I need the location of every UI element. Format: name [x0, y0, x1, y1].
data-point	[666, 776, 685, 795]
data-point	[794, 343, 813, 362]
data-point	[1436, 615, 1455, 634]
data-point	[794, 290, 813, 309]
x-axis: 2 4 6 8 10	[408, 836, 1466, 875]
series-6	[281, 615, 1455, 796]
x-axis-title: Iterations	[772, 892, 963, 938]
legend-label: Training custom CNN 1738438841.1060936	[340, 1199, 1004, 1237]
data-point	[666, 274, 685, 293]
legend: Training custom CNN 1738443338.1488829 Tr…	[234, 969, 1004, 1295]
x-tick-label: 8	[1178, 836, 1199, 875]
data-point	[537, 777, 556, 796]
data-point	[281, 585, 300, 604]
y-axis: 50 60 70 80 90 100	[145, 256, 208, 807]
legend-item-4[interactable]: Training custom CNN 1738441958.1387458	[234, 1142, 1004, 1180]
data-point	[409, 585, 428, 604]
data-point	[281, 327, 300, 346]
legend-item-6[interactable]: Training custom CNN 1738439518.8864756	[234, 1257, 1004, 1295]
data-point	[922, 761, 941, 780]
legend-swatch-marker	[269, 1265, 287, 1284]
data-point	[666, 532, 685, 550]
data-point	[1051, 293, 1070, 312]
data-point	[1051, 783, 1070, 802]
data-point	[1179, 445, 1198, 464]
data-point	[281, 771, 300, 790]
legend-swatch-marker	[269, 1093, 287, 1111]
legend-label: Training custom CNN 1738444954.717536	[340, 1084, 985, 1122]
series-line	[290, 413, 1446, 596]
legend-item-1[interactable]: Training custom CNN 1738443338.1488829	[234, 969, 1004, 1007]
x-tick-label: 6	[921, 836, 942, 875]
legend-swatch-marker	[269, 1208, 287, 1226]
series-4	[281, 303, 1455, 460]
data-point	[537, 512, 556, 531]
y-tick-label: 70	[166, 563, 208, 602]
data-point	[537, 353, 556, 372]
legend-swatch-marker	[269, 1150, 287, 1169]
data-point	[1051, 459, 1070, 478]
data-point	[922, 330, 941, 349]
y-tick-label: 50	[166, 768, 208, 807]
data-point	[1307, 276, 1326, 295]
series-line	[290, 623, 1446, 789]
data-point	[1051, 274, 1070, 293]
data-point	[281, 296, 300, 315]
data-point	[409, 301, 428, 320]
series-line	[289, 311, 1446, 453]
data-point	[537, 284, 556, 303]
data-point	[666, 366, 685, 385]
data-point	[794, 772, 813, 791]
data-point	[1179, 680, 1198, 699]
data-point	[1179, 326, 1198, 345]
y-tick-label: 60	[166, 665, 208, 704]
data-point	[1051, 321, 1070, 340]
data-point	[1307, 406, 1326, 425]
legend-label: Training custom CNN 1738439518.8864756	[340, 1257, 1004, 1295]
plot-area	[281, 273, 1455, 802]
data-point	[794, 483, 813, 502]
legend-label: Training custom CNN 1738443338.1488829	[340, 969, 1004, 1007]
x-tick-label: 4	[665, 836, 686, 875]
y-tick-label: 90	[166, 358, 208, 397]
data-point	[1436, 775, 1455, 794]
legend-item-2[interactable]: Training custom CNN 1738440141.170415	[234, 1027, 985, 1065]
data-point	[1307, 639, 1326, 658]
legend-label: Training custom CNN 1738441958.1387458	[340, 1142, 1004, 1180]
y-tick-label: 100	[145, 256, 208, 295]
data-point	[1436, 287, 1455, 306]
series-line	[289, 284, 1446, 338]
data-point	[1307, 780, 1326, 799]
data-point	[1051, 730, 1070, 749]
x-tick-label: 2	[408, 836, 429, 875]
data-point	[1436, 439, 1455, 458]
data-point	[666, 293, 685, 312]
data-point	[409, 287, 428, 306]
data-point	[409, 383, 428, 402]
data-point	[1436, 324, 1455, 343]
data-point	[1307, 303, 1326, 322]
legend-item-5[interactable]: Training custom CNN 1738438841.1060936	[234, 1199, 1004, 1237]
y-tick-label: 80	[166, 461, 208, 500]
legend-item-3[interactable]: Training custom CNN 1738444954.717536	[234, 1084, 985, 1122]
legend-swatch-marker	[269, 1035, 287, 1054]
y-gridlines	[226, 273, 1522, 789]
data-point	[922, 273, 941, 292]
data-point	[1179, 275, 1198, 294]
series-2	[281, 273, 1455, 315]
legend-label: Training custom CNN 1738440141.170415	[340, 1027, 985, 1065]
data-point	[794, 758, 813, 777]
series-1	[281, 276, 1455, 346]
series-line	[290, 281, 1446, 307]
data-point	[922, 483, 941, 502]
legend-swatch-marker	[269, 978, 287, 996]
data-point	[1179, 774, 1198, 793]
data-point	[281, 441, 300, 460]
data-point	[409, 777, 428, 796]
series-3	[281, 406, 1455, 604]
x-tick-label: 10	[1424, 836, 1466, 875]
○ ○ ○
Return every line of the material above unchanged and in its original order, leaving nothing out and adding nothing.

COMPLETE ANSWER =
I need the location of every UI element. Format: name [x0, y0, x1, y1].
data-point	[666, 776, 685, 795]
data-point	[794, 343, 813, 362]
data-point	[1436, 615, 1455, 634]
data-point	[794, 290, 813, 309]
x-axis: 2 4 6 8 10	[408, 836, 1466, 875]
series-6	[281, 615, 1455, 796]
x-axis-title: Iterations	[772, 892, 963, 938]
legend-label: Training custom CNN 1738438841.1060936	[340, 1199, 1004, 1237]
data-point	[666, 274, 685, 293]
legend: Training custom CNN 1738443338.1488829 Tr…	[234, 969, 1004, 1295]
x-tick-label: 8	[1178, 836, 1199, 875]
data-point	[537, 777, 556, 796]
data-point	[281, 585, 300, 604]
y-axis: 50 60 70 80 90 100	[145, 256, 208, 807]
legend-item-4[interactable]: Training custom CNN 1738441958.1387458	[234, 1142, 1004, 1180]
data-point	[409, 585, 428, 604]
data-point	[281, 327, 300, 346]
legend-item-6[interactable]: Training custom CNN 1738439518.8864756	[234, 1257, 1004, 1295]
data-point	[922, 761, 941, 780]
legend-swatch-marker	[269, 1265, 287, 1284]
data-point	[666, 532, 685, 550]
data-point	[1051, 293, 1070, 312]
data-point	[1051, 783, 1070, 802]
data-point	[1179, 445, 1198, 464]
data-point	[281, 771, 300, 790]
legend-swatch-marker	[269, 1093, 287, 1111]
legend-label: Training custom CNN 1738444954.717536	[340, 1084, 985, 1122]
series-line	[290, 413, 1446, 596]
legend-item-1[interactable]: Training custom CNN 1738443338.1488829	[234, 969, 1004, 1007]
x-tick-label: 6	[921, 836, 942, 875]
legend-swatch-marker	[269, 1208, 287, 1226]
series-4	[281, 303, 1455, 460]
data-point	[537, 512, 556, 531]
y-tick-label: 70	[166, 563, 208, 602]
data-point	[537, 353, 556, 372]
legend-swatch-marker	[269, 1150, 287, 1169]
data-point	[1051, 459, 1070, 478]
data-point	[922, 330, 941, 349]
y-tick-label: 50	[166, 768, 208, 807]
data-point	[1307, 276, 1326, 295]
series-line	[290, 623, 1446, 789]
data-point	[1051, 274, 1070, 293]
data-point	[281, 296, 300, 315]
data-point	[409, 301, 428, 320]
series-line	[289, 311, 1446, 453]
data-point	[537, 284, 556, 303]
data-point	[666, 366, 685, 385]
data-point	[794, 772, 813, 791]
data-point	[1179, 680, 1198, 699]
data-point	[1179, 326, 1198, 345]
y-tick-label: 60	[166, 665, 208, 704]
data-point	[1051, 321, 1070, 340]
data-point	[1307, 406, 1326, 425]
legend-label: Training custom CNN 1738439518.8864756	[340, 1257, 1004, 1295]
plot-area	[281, 273, 1455, 802]
data-point	[794, 483, 813, 502]
legend-label: Training custom CNN 1738443338.1488829	[340, 969, 1004, 1007]
x-tick-label: 4	[665, 836, 686, 875]
y-tick-label: 90	[166, 358, 208, 397]
data-point	[1436, 775, 1455, 794]
legend-item-2[interactable]: Training custom CNN 1738440141.170415	[234, 1027, 985, 1065]
data-point	[1307, 639, 1326, 658]
legend-label: Training custom CNN 1738441958.1387458	[340, 1142, 1004, 1180]
y-tick-label: 100	[145, 256, 208, 295]
data-point	[1436, 287, 1455, 306]
series-line	[289, 284, 1446, 338]
data-point	[1307, 780, 1326, 799]
data-point	[1051, 730, 1070, 749]
x-tick-label: 2	[408, 836, 429, 875]
data-point	[1436, 439, 1455, 458]
data-point	[666, 293, 685, 312]
data-point	[409, 287, 428, 306]
data-point	[409, 383, 428, 402]
data-point	[1436, 324, 1455, 343]
data-point	[1307, 303, 1326, 322]
legend-item-5[interactable]: Training custom CNN 1738438841.1060936	[234, 1199, 1004, 1237]
y-tick-label: 80	[166, 461, 208, 500]
legend-item-3[interactable]: Training custom CNN 1738444954.717536	[234, 1084, 985, 1122]
legend-swatch-marker	[269, 1035, 287, 1054]
y-gridlines	[226, 273, 1522, 789]
data-point	[922, 273, 941, 292]
data-point	[1179, 275, 1198, 294]
series-2	[281, 273, 1455, 315]
legend-label: Training custom CNN 1738440141.170415	[340, 1027, 985, 1065]
data-point	[794, 758, 813, 777]
series-1	[281, 276, 1455, 346]
series-line	[290, 281, 1446, 307]
data-point	[922, 483, 941, 502]
legend-swatch-marker	[269, 978, 287, 996]
data-point	[1179, 774, 1198, 793]
data-point	[281, 441, 300, 460]
data-point	[409, 777, 428, 796]
series-3	[281, 406, 1455, 604]
x-tick-label: 10	[1424, 836, 1466, 875]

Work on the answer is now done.